## THE REQUEST
Transcribe every line, keeping it exact.
— begin PROVIDED MATERIAL —
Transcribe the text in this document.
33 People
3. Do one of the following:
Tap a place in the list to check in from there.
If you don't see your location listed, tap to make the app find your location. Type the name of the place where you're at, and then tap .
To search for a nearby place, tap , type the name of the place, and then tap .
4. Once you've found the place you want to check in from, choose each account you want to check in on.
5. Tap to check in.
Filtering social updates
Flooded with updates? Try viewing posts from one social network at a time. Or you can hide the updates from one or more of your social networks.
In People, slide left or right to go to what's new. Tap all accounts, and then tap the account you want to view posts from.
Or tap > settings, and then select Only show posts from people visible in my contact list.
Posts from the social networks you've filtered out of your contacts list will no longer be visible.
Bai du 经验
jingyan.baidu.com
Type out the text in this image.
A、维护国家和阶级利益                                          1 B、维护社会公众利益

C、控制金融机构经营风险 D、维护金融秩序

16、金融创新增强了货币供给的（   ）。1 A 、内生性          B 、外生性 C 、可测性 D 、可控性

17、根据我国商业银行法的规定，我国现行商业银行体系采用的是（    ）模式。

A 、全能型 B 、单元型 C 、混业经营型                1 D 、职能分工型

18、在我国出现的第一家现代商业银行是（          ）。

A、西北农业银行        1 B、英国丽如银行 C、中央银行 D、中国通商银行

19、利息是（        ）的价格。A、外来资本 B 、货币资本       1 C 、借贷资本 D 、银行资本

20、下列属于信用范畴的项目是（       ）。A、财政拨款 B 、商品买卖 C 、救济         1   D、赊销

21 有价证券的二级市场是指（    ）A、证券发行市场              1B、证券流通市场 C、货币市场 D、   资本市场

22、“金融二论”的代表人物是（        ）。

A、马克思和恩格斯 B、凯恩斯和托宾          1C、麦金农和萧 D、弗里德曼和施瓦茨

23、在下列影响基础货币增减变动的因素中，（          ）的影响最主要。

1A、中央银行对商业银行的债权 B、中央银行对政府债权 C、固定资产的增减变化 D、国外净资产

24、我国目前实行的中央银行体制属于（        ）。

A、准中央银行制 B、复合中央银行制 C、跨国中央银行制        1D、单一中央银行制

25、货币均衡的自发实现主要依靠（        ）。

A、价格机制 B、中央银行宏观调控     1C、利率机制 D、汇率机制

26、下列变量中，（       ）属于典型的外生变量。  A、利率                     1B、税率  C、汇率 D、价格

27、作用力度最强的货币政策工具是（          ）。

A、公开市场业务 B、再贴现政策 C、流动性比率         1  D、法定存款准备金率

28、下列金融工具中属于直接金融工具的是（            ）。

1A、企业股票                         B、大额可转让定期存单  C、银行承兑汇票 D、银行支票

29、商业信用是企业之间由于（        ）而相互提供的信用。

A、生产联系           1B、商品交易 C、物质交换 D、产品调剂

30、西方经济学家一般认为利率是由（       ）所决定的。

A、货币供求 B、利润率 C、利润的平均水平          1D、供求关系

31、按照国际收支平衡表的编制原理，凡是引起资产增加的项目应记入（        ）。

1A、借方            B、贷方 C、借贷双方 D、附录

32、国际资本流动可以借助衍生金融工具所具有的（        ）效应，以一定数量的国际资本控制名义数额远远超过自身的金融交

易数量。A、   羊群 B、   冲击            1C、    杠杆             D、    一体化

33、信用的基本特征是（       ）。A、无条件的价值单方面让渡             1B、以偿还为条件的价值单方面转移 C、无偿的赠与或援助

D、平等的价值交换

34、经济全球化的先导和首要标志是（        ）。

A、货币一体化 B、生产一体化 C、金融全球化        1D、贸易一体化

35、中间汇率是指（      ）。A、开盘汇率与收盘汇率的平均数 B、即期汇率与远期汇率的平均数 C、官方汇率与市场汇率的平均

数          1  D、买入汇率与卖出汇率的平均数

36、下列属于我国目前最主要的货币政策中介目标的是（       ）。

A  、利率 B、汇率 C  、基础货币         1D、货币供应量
— end PROVIDED MATERIAL —
## EXERCISE RESULT
Transcribe the text in this document.
33 People
3. Do one of the following:
Tap a place in the list to check in from there.
If you don't see your location listed, tap to make the app find your location. Type the name of the place where you're at, and then tap .
To search for a nearby place, tap , type the name of the place, and then tap .
4. Once you've found the place you want to check in from, choose each account you want to check in on.
5. Tap to check in.
Filtering social updates
Flooded with updates? Try viewing posts from one social network at a time. Or you can hide the updates from one or more of your social networks.
In People, slide left or right to go to what's new. Tap all accounts, and then tap the account you want to view posts from.
Or tap > settings, and then select Only show posts from people visible in my contact list.
Posts from the social networks you've filtered out of your contacts list will no longer be visible.
Bai du 经验
jingyan.baidu.com
Type out the text in this image.
A、维护国家和阶级利益                                          1 B、维护社会公众利益

C、控制金融机构经营风险 D、维护金融秩序

16、金融创新增强了货币供给的（   ）。1 A 、内生性          B 、外生性 C 、可测性 D 、可控性

17、根据我国商业银行法的规定，我国现行商业银行体系采用的是（    ）模式。

A 、全能型 B 、单元型 C 、混业经营型                1 D 、职能分工型

18、在我国出现的第一家现代商业银行是（          ）。

A、西北农业银行        1 B、英国丽如银行 C、中央银行 D、中国通商银行

19、利息是（        ）的价格。A、外来资本 B 、货币资本       1 C 、借贷资本 D 、银行资本

20、下列属于信用范畴的项目是（       ）。A、财政拨款 B 、商品买卖 C 、救济         1   D、赊销

21 有价证券的二级市场是指（    ）A、证券发行市场              1B、证券流通市场 C、货币市场 D、   资本市场

22、“金融二论”的代表人物是（        ）。

A、马克思和恩格斯 B、凯恩斯和托宾          1C、麦金农和萧 D、弗里德曼和施瓦茨

23、在下列影响基础货币增减变动的因素中，（          ）的影响最主要。

1A、中央银行对商业银行的债权 B、中央银行对政府债权 C、固定资产的增减变化 D、国外净资产

24、我国目前实行的中央银行体制属于（        ）。

A、准中央银行制 B、复合中央银行制 C、跨国中央银行制        1D、单一中央银行制

25、货币均衡的自发实现主要依靠（        ）。

A、价格机制 B、中央银行宏观调控     1C、利率机制 D、汇率机制

26、下列变量中，（       ）属于典型的外生变量。  A、利率                     1B、税率  C、汇率 D、价格

27、作用力度最强的货币政策工具是（          ）。

A、公开市场业务 B、再贴现政策 C、流动性比率         1  D、法定存款准备金率

28、下列金融工具中属于直接金融工具的是（            ）。

1A、企业股票                         B、大额可转让定期存单  C、银行承兑汇票 D、银行支票

29、商业信用是企业之间由于（        ）而相互提供的信用。

A、生产联系           1B、商品交易 C、物质交换 D、产品调剂

30、西方经济学家一般认为利率是由（       ）所决定的。

A、货币供求 B、利润率 C、利润的平均水平          1D、供求关系

31、按照国际收支平衡表的编制原理，凡是引起资产增加的项目应记入（        ）。

1A、借方            B、贷方 C、借贷双方 D、附录

32、国际资本流动可以借助衍生金融工具所具有的（        ）效应，以一定数量的国际资本控制名义数额远远超过自身的金融交

易数量。A、   羊群 B、   冲击            1C、    杠杆             D、    一体化

33、信用的基本特征是（       ）。A、无条件的价值单方面让渡             1B、以偿还为条件的价值单方面转移 C、无偿的赠与或援助

D、平等的价值交换

34、经济全球化的先导和首要标志是（        ）。

A、货币一体化 B、生产一体化 C、金融全球化        1D、贸易一体化

35、中间汇率是指（      ）。A、开盘汇率与收盘汇率的平均数 B、即期汇率与远期汇率的平均数 C、官方汇率与市场汇率的平均

数          1  D、买入汇率与卖出汇率的平均数

36、下列属于我国目前最主要的货币政策中介目标的是（       ）。

A  、利率 B、汇率 C  、基础货币         1D、货币供应量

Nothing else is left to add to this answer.